%%

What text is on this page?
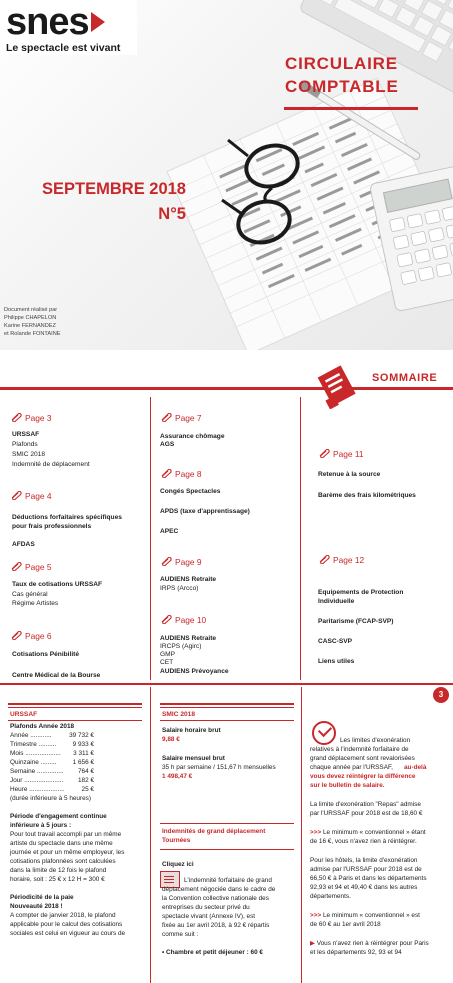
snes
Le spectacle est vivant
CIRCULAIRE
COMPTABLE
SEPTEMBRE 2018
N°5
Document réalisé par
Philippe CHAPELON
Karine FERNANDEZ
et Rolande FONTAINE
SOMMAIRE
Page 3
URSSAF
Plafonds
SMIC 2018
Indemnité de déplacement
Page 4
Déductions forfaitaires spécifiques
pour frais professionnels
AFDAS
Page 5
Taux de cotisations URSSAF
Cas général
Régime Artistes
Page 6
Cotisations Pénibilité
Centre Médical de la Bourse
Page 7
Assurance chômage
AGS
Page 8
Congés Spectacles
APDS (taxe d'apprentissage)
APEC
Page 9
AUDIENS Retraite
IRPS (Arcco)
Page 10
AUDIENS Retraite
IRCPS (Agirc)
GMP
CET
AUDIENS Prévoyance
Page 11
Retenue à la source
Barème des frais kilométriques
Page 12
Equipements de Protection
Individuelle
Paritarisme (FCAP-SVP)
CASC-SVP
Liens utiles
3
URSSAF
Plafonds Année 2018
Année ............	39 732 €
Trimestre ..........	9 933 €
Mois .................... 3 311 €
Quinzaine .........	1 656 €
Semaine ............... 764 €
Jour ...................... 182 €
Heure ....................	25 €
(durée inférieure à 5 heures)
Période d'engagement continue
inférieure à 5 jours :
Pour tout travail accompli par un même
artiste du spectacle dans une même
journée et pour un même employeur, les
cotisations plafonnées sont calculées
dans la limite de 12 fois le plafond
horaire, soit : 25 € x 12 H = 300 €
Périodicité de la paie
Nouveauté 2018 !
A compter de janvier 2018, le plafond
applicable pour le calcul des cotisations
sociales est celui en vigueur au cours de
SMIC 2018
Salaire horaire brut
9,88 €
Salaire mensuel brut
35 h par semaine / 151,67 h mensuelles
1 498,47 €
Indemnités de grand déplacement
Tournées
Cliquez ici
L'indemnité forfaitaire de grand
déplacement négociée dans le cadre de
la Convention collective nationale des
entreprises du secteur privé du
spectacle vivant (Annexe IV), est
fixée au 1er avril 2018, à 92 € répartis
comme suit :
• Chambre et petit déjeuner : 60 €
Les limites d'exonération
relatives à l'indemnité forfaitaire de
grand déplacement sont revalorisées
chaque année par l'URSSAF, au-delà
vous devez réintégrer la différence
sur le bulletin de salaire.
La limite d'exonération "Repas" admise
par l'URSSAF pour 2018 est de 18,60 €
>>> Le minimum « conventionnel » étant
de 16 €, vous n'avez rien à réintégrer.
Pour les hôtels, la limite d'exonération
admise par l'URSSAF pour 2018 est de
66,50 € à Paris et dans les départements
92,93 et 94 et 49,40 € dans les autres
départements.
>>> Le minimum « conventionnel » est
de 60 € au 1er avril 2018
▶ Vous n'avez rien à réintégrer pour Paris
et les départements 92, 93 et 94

%%

- WHAT TO WORK ON -
Copy out every line from the material above in which the word "conventionnel" appears.

- THE RESPONSE -
>>> Le minimum « conventionnel » étant
>>> Le minimum « conventionnel » est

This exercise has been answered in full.